╭──

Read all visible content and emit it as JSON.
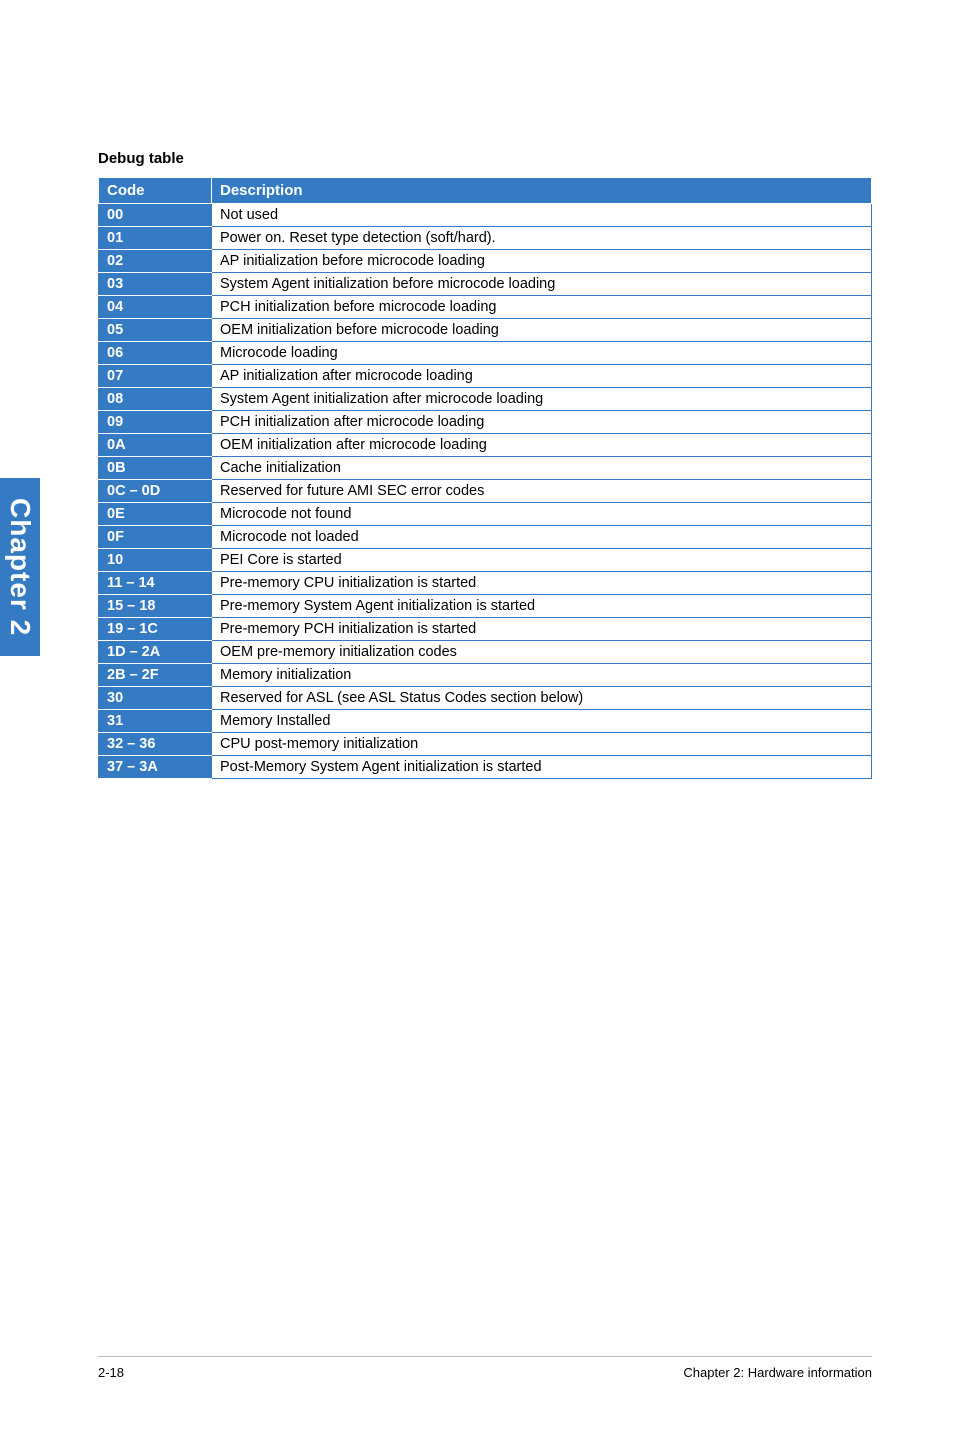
{
  "title": "Debug table",
  "sideTab": "Chapter 2",
  "columns": [
    "Code",
    "Description"
  ],
  "rows": [
    {
      "code": "00",
      "desc": "Not used"
    },
    {
      "code": "01",
      "desc": "Power on. Reset type detection (soft/hard)."
    },
    {
      "code": "02",
      "desc": "AP initialization before microcode loading"
    },
    {
      "code": "03",
      "desc": "System Agent initialization before microcode loading"
    },
    {
      "code": "04",
      "desc": "PCH initialization before microcode loading"
    },
    {
      "code": "05",
      "desc": "OEM initialization before microcode loading"
    },
    {
      "code": "06",
      "desc": "Microcode loading"
    },
    {
      "code": "07",
      "desc": "AP initialization after microcode loading"
    },
    {
      "code": "08",
      "desc": "System Agent initialization after microcode loading"
    },
    {
      "code": "09",
      "desc": "PCH initialization after microcode loading"
    },
    {
      "code": "0A",
      "desc": "OEM initialization after microcode loading"
    },
    {
      "code": "0B",
      "desc": "Cache initialization"
    },
    {
      "code": "0C – 0D",
      "desc": "Reserved for future AMI SEC error codes"
    },
    {
      "code": "0E",
      "desc": "Microcode not found"
    },
    {
      "code": "0F",
      "desc": "Microcode not loaded"
    },
    {
      "code": "10",
      "desc": "PEI Core is started"
    },
    {
      "code": "11 – 14",
      "desc": "Pre-memory CPU initialization is started"
    },
    {
      "code": "15 – 18",
      "desc": "Pre-memory System Agent initialization is started"
    },
    {
      "code": "19 – 1C",
      "desc": "Pre-memory PCH initialization is started"
    },
    {
      "code": "1D – 2A",
      "desc": "OEM pre-memory initialization codes"
    },
    {
      "code": "2B – 2F",
      "desc": "Memory initialization"
    },
    {
      "code": "30",
      "desc": "Reserved for ASL (see ASL Status Codes section below)"
    },
    {
      "code": "31",
      "desc": "Memory Installed"
    },
    {
      "code": "32 – 36",
      "desc": "CPU post-memory initialization"
    },
    {
      "code": "37 – 3A",
      "desc": "Post-Memory System Agent initialization is started"
    }
  ],
  "footer": {
    "pageNum": "2-18",
    "chapter": "Chapter 2: Hardware information"
  },
  "colors": {
    "tableBlue": "#357bc4",
    "white": "#ffffff",
    "black": "#000000",
    "lineGray": "#bfbfbf"
  }
}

╰──

* **STATED GOAL**:
Write out the full listing verbatim, excluding its pictures.

* **SOLUTION FOR THIS EXERCISE**:
Read all visible content and emit it as JSON.
{
  "title": "Debug table",
  "sideTab": "Chapter 2",
  "columns": [
    "Code",
    "Description"
  ],
  "rows": [
    {
      "code": "00",
      "desc": "Not used"
    },
    {
      "code": "01",
      "desc": "Power on. Reset type detection (soft/hard)."
    },
    {
      "code": "02",
      "desc": "AP initialization before microcode loading"
    },
    {
      "code": "03",
      "desc": "System Agent initialization before microcode loading"
    },
    {
      "code": "04",
      "desc": "PCH initialization before microcode loading"
    },
    {
      "code": "05",
      "desc": "OEM initialization before microcode loading"
    },
    {
      "code": "06",
      "desc": "Microcode loading"
    },
    {
      "code": "07",
      "desc": "AP initialization after microcode loading"
    },
    {
      "code": "08",
      "desc": "System Agent initialization after microcode loading"
    },
    {
      "code": "09",
      "desc": "PCH initialization after microcode loading"
    },
    {
      "code": "0A",
      "desc": "OEM initialization after microcode loading"
    },
    {
      "code": "0B",
      "desc": "Cache initialization"
    },
    {
      "code": "0C – 0D",
      "desc": "Reserved for future AMI SEC error codes"
    },
    {
      "code": "0E",
      "desc": "Microcode not found"
    },
    {
      "code": "0F",
      "desc": "Microcode not loaded"
    },
    {
      "code": "10",
      "desc": "PEI Core is started"
    },
    {
      "code": "11 – 14",
      "desc": "Pre-memory CPU initialization is started"
    },
    {
      "code": "15 – 18",
      "desc": "Pre-memory System Agent initialization is started"
    },
    {
      "code": "19 – 1C",
      "desc": "Pre-memory PCH initialization is started"
    },
    {
      "code": "1D – 2A",
      "desc": "OEM pre-memory initialization codes"
    },
    {
      "code": "2B – 2F",
      "desc": "Memory initialization"
    },
    {
      "code": "30",
      "desc": "Reserved for ASL (see ASL Status Codes section below)"
    },
    {
      "code": "31",
      "desc": "Memory Installed"
    },
    {
      "code": "32 – 36",
      "desc": "CPU post-memory initialization"
    },
    {
      "code": "37 – 3A",
      "desc": "Post-Memory System Agent initialization is started"
    }
  ],
  "footer": {
    "pageNum": "2-18",
    "chapter": "Chapter 2: Hardware information"
  },
  "colors": {
    "tableBlue": "#357bc4",
    "white": "#ffffff",
    "black": "#000000",
    "lineGray": "#bfbfbf"
  }
}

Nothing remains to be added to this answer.